⟨
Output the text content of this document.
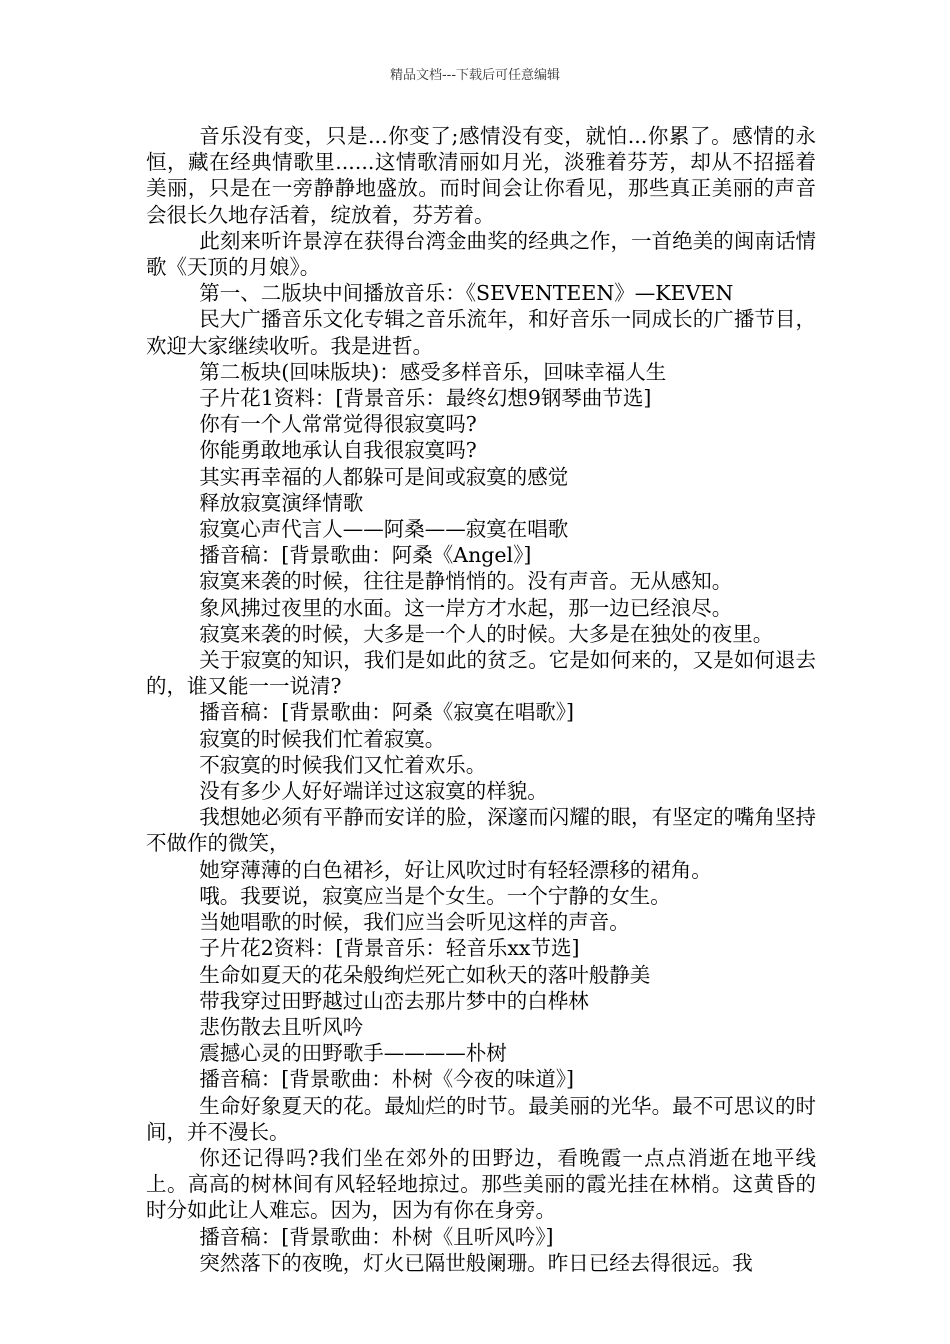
精品文档---下载后可任意编辑

音乐没有变，只是...你变了;感情没有变，就怕...你累了。感情的永恒，藏在经典情歌里......这情歌清丽如月光，淡雅着芬芳，却从不招摇着美丽，只是在一旁静静地盛放。而时间会让你看见，那些真正美丽的声音会很长久地存活着，绽放着，芬芳着。

此刻来听许景淳在获得台湾金曲奖的经典之作，一首绝美的闽南话情歌《天顶的月娘》。

第一、二版块中间播放音乐：《SEVENTEEN》—KEVEN

民大广播音乐文化专辑之音乐流年，和好音乐一同成长的广播节目，欢迎大家继续收听。我是进哲。

第二板块(回味版块)：感受多样音乐，回味幸福人生

子片花1资料：[背景音乐：最终幻想9钢琴曲节选]

你有一个人常常觉得很寂寞吗?

你能勇敢地承认自我很寂寞吗?

其实再幸福的人都躲可是间或寂寞的感觉

释放寂寞演绎情歌

寂寞心声代言人——阿桑——寂寞在唱歌

播音稿：[背景歌曲：阿桑《Angel》]

寂寞来袭的时候，往往是静悄悄的。没有声音。无从感知。

象风拂过夜里的水面。这一岸方才水起，那一边已经浪尽。

寂寞来袭的时候，大多是一个人的时候。大多是在独处的夜里。

关于寂寞的知识，我们是如此的贫乏。它是如何来的，又是如何退去的，谁又能一一说清?

播音稿：[背景歌曲：阿桑《寂寞在唱歌》]

寂寞的时候我们忙着寂寞。

不寂寞的时候我们又忙着欢乐。

没有多少人好好端详过这寂寞的样貌。

我想她必须有平静而安详的脸，深邃而闪耀的眼，有坚定的嘴角坚持不做作的微笑，

她穿薄薄的白色裙衫，好让风吹过时有轻轻漂移的裙角。

哦。我要说，寂寞应当是个女生。一个宁静的女生。

当她唱歌的时候，我们应当会听见这样的声音。

子片花2资料：[背景音乐：轻音乐xx节选]

生命如夏天的花朵般绚烂死亡如秋天的落叶般静美

带我穿过田野越过山峦去那片梦中的白桦林

悲伤散去且听风吟

震撼心灵的田野歌手————朴树

播音稿：[背景歌曲：朴树《今夜的味道》]

生命好象夏天的花。最灿烂的时节。最美丽的光华。最不可思议的时间，并不漫长。

你还记得吗?我们坐在郊外的田野边，看晚霞一点点消逝在地平线上。高高的树林间有风轻轻地掠过。那些美丽的霞光挂在林梢。这黄昏的时分如此让人难忘。因为，因为有你在身旁。

播音稿：[背景歌曲：朴树《且听风吟》]

突然落下的夜晚，灯火已隔世般阑珊。昨日已经去得很远。我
⟩
WORK TO DO: Leave out the pictures and transcribe the entries above exactly.

THE REPLY:
Output the text content of this document.
精品文档---下载后可任意编辑

音乐没有变，只是...你变了;感情没有变，就怕...你累了。感情的永恒，藏在经典情歌里......这情歌清丽如月光，淡雅着芬芳，却从不招摇着美丽，只是在一旁静静地盛放。而时间会让你看见，那些真正美丽的声音会很长久地存活着，绽放着，芬芳着。

此刻来听许景淳在获得台湾金曲奖的经典之作，一首绝美的闽南话情歌《天顶的月娘》。

第一、二版块中间播放音乐：《SEVENTEEN》—KEVEN

民大广播音乐文化专辑之音乐流年，和好音乐一同成长的广播节目，欢迎大家继续收听。我是进哲。

第二板块(回味版块)：感受多样音乐，回味幸福人生

子片花1资料：[背景音乐：最终幻想9钢琴曲节选]

你有一个人常常觉得很寂寞吗?

你能勇敢地承认自我很寂寞吗?

其实再幸福的人都躲可是间或寂寞的感觉

释放寂寞演绎情歌

寂寞心声代言人——阿桑——寂寞在唱歌

播音稿：[背景歌曲：阿桑《Angel》]

寂寞来袭的时候，往往是静悄悄的。没有声音。无从感知。

象风拂过夜里的水面。这一岸方才水起，那一边已经浪尽。

寂寞来袭的时候，大多是一个人的时候。大多是在独处的夜里。

关于寂寞的知识，我们是如此的贫乏。它是如何来的，又是如何退去的，谁又能一一说清?

播音稿：[背景歌曲：阿桑《寂寞在唱歌》]

寂寞的时候我们忙着寂寞。

不寂寞的时候我们又忙着欢乐。

没有多少人好好端详过这寂寞的样貌。

我想她必须有平静而安详的脸，深邃而闪耀的眼，有坚定的嘴角坚持不做作的微笑，

她穿薄薄的白色裙衫，好让风吹过时有轻轻漂移的裙角。

哦。我要说，寂寞应当是个女生。一个宁静的女生。

当她唱歌的时候，我们应当会听见这样的声音。

子片花2资料：[背景音乐：轻音乐xx节选]

生命如夏天的花朵般绚烂死亡如秋天的落叶般静美

带我穿过田野越过山峦去那片梦中的白桦林

悲伤散去且听风吟

震撼心灵的田野歌手————朴树

播音稿：[背景歌曲：朴树《今夜的味道》]

生命好象夏天的花。最灿烂的时节。最美丽的光华。最不可思议的时间，并不漫长。

你还记得吗?我们坐在郊外的田野边，看晚霞一点点消逝在地平线上。高高的树林间有风轻轻地掠过。那些美丽的霞光挂在林梢。这黄昏的时分如此让人难忘。因为，因为有你在身旁。

播音稿：[背景歌曲：朴树《且听风吟》]

突然落下的夜晚，灯火已隔世般阑珊。昨日已经去得很远。我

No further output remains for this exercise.